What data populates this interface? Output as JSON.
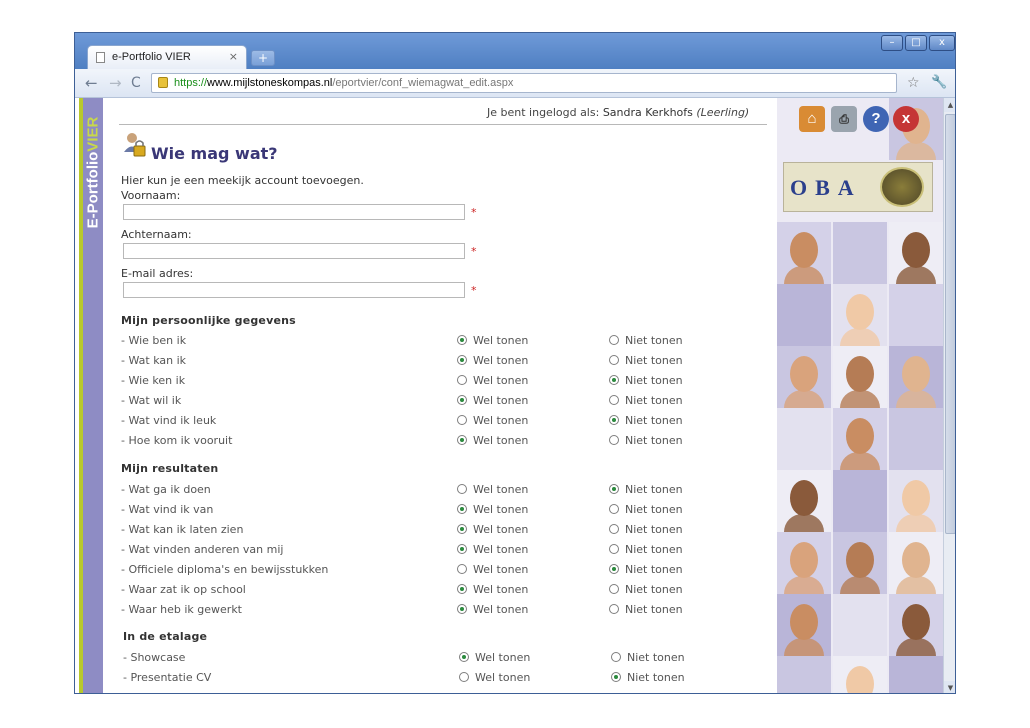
{
  "browser": {
    "tab_title": "e-Portfolio VIER",
    "tab_close": "×",
    "new_tab": "+",
    "url_scheme": "https://",
    "url_host": "www.mijlstoneskompas.nl",
    "url_path": "/eportvier/conf_wiemagwat_edit.aspx",
    "win_min": "–",
    "win_max": "□",
    "win_close": "x",
    "back": "←",
    "forward": "→",
    "reload": "C",
    "star": "☆",
    "wrench": "🔧"
  },
  "brand": {
    "part1": "E-Portfolio",
    "part2": "VIER"
  },
  "header": {
    "login_prefix": "Je bent ingelogd als:",
    "user_name": "Sandra Kerkhofs",
    "role": "(Leerling)"
  },
  "page": {
    "title": "Wie mag wat?",
    "intro": "Hier kun je een meekijk account toevoegen."
  },
  "form": {
    "fields": [
      {
        "label": "Voornaam:",
        "value": "",
        "required": "*"
      },
      {
        "label": "Achternaam:",
        "value": "",
        "required": "*"
      },
      {
        "label": "E-mail adres:",
        "value": "",
        "required": "*"
      }
    ],
    "option_show": "Wel tonen",
    "option_hide": "Niet tonen",
    "sections": [
      {
        "title": "Mijn persoonlijke gegevens",
        "rows": [
          {
            "label": "- Wie ben ik",
            "selected": "wel"
          },
          {
            "label": "- Wat kan ik",
            "selected": "wel"
          },
          {
            "label": "- Wie ken ik",
            "selected": "niet"
          },
          {
            "label": "- Wat wil ik",
            "selected": "wel"
          },
          {
            "label": "- Wat vind ik leuk",
            "selected": "niet"
          },
          {
            "label": "- Hoe kom ik vooruit",
            "selected": "wel"
          }
        ]
      },
      {
        "title": "Mijn resultaten",
        "rows": [
          {
            "label": "- Wat ga ik doen",
            "selected": "niet"
          },
          {
            "label": "- Wat vind ik van",
            "selected": "wel"
          },
          {
            "label": "- Wat kan ik laten zien",
            "selected": "wel"
          },
          {
            "label": "- Wat vinden anderen van mij",
            "selected": "wel"
          },
          {
            "label": "- Officiele diploma's en bewijsstukken",
            "selected": "niet"
          },
          {
            "label": "- Waar zat ik op school",
            "selected": "wel"
          },
          {
            "label": "- Waar heb ik gewerkt",
            "selected": "wel"
          }
        ]
      },
      {
        "title": "In de etalage",
        "rows": [
          {
            "label": "- Showcase",
            "selected": "wel"
          },
          {
            "label": "- Presentatie CV",
            "selected": "niet"
          }
        ]
      }
    ]
  },
  "sidebar": {
    "logo_text": "OBA",
    "help_glyph": "?",
    "exit_glyph": "x"
  }
}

################

• [THE EXERCISE]
Leave the pictures out and reproduce each record exactly as written.

• [THE RESULT]
What data populates this interface? Output as JSON.
{
  "browser": {
    "tab_title": "e-Portfolio VIER",
    "tab_close": "×",
    "new_tab": "+",
    "url_scheme": "https://",
    "url_host": "www.mijlstoneskompas.nl",
    "url_path": "/eportvier/conf_wiemagwat_edit.aspx",
    "win_min": "–",
    "win_max": "□",
    "win_close": "x",
    "back": "←",
    "forward": "→",
    "reload": "C",
    "star": "☆",
    "wrench": "🔧"
  },
  "brand": {
    "part1": "E-Portfolio",
    "part2": "VIER"
  },
  "header": {
    "login_prefix": "Je bent ingelogd als:",
    "user_name": "Sandra Kerkhofs",
    "role": "(Leerling)"
  },
  "page": {
    "title": "Wie mag wat?",
    "intro": "Hier kun je een meekijk account toevoegen."
  },
  "form": {
    "fields": [
      {
        "label": "Voornaam:",
        "value": "",
        "required": "*"
      },
      {
        "label": "Achternaam:",
        "value": "",
        "required": "*"
      },
      {
        "label": "E-mail adres:",
        "value": "",
        "required": "*"
      }
    ],
    "option_show": "Wel tonen",
    "option_hide": "Niet tonen",
    "sections": [
      {
        "title": "Mijn persoonlijke gegevens",
        "rows": [
          {
            "label": "- Wie ben ik",
            "selected": "wel"
          },
          {
            "label": "- Wat kan ik",
            "selected": "wel"
          },
          {
            "label": "- Wie ken ik",
            "selected": "niet"
          },
          {
            "label": "- Wat wil ik",
            "selected": "wel"
          },
          {
            "label": "- Wat vind ik leuk",
            "selected": "niet"
          },
          {
            "label": "- Hoe kom ik vooruit",
            "selected": "wel"
          }
        ]
      },
      {
        "title": "Mijn resultaten",
        "rows": [
          {
            "label": "- Wat ga ik doen",
            "selected": "niet"
          },
          {
            "label": "- Wat vind ik van",
            "selected": "wel"
          },
          {
            "label": "- Wat kan ik laten zien",
            "selected": "wel"
          },
          {
            "label": "- Wat vinden anderen van mij",
            "selected": "wel"
          },
          {
            "label": "- Officiele diploma's en bewijsstukken",
            "selected": "niet"
          },
          {
            "label": "- Waar zat ik op school",
            "selected": "wel"
          },
          {
            "label": "- Waar heb ik gewerkt",
            "selected": "wel"
          }
        ]
      },
      {
        "title": "In de etalage",
        "rows": [
          {
            "label": "- Showcase",
            "selected": "wel"
          },
          {
            "label": "- Presentatie CV",
            "selected": "niet"
          }
        ]
      }
    ]
  },
  "sidebar": {
    "logo_text": "OBA",
    "help_glyph": "?",
    "exit_glyph": "x"
  }
}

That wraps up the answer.